* [The exercise] What follows is a set of records; restate each one word for word and drop the pictures.

#### Listing ####

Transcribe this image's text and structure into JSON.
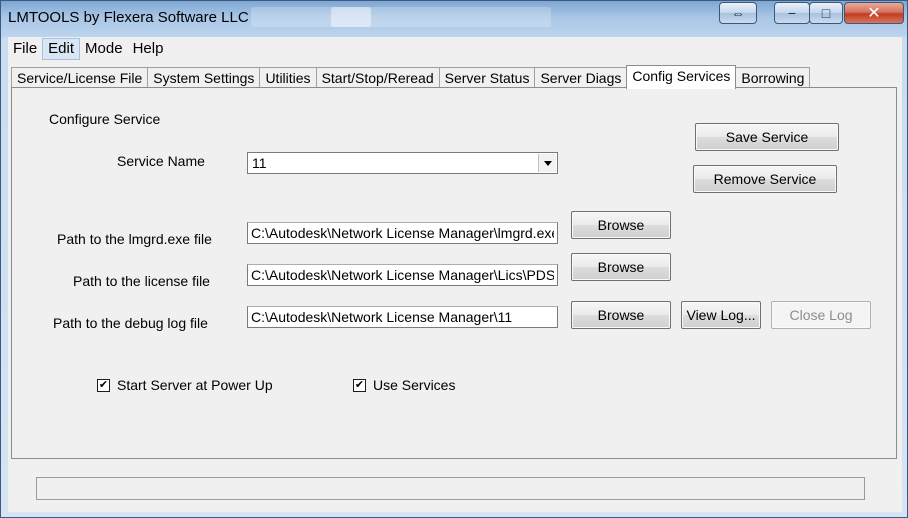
{
  "window": {
    "title": "LMTOOLS by Flexera Software LLC",
    "controls": {
      "resize": "⇔",
      "minimize": "−",
      "maximize": "□",
      "close": "✕"
    }
  },
  "menu": [
    "File",
    "Edit",
    "Mode",
    "Help"
  ],
  "tabs": [
    "Service/License File",
    "System Settings",
    "Utilities",
    "Start/Stop/Reread",
    "Server Status",
    "Server Diags",
    "Config Services",
    "Borrowing"
  ],
  "config": {
    "section_label": "Configure Service",
    "service_name_label": "Service Name",
    "service_name_value": "11",
    "save_label": "Save Service",
    "remove_label": "Remove Service",
    "lmgrd_label": "Path to the lmgrd.exe file",
    "lmgrd_value": "C:\\Autodesk\\Network License Manager\\lmgrd.exe",
    "license_label": "Path to the license file",
    "license_value": "C:\\Autodesk\\Network License Manager\\Lics\\PDSU",
    "debug_label": "Path to the debug log file",
    "debug_value": "C:\\Autodesk\\Network License Manager\\11",
    "browse_label": "Browse",
    "view_log_label": "View Log...",
    "close_log_label": "Close Log",
    "start_at_power_up_label": "Start Server at Power Up",
    "use_services_label": "Use Services",
    "check_mark": "✔"
  },
  "status": {
    "text": ""
  },
  "colors": {
    "selected_tab": "#ffffff",
    "face": "#f0f0f0",
    "title_gradient": "#a9c6e6"
  }
}
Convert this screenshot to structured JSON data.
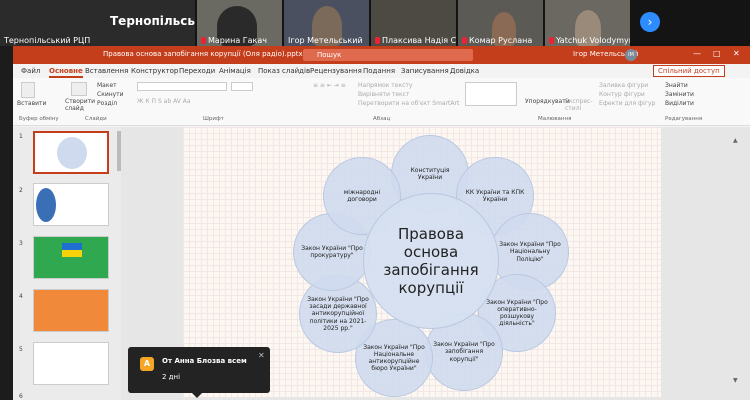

####

* [Solution to this problem]
Transcribe this image's text and structure into JSON.
{
  "window": {
    "title": "LMTOOLS by Flexera Software LLC",
    "controls": {
      "resize": "⇔",
      "minimize": "−",
      "maximize": "□",
      "close": "✕"
    }
  },
  "menu": [
    "File",
    "Edit",
    "Mode",
    "Help"
  ],
  "tabs": [
    "Service/License File",
    "System Settings",
    "Utilities",
    "Start/Stop/Reread",
    "Server Status",
    "Server Diags",
    "Config Services",
    "Borrowing"
  ],
  "config": {
    "section_label": "Configure Service",
    "service_name_label": "Service Name",
    "service_name_value": "11",
    "save_label": "Save Service",
    "remove_label": "Remove Service",
    "lmgrd_label": "Path to the lmgrd.exe file",
    "lmgrd_value": "C:\\Autodesk\\Network License Manager\\lmgrd.exe",
    "license_label": "Path to the license file",
    "license_value": "C:\\Autodesk\\Network License Manager\\Lics\\PDSU",
    "debug_label": "Path to the debug log file",
    "debug_value": "C:\\Autodesk\\Network License Manager\\11",
    "browse_label": "Browse",
    "view_log_label": "View Log...",
    "close_log_label": "Close Log",
    "start_at_power_up_label": "Start Server at Power Up",
    "use_services_label": "Use Services",
    "check_mark": "✔"
  },
  "status": {
    "text": ""
  },
  "colors": {
    "selected_tab": "#ffffff",
    "face": "#f0f0f0",
    "title_gradient": "#a9c6e6"
  }
}
Convert this screenshot to structured JSON data.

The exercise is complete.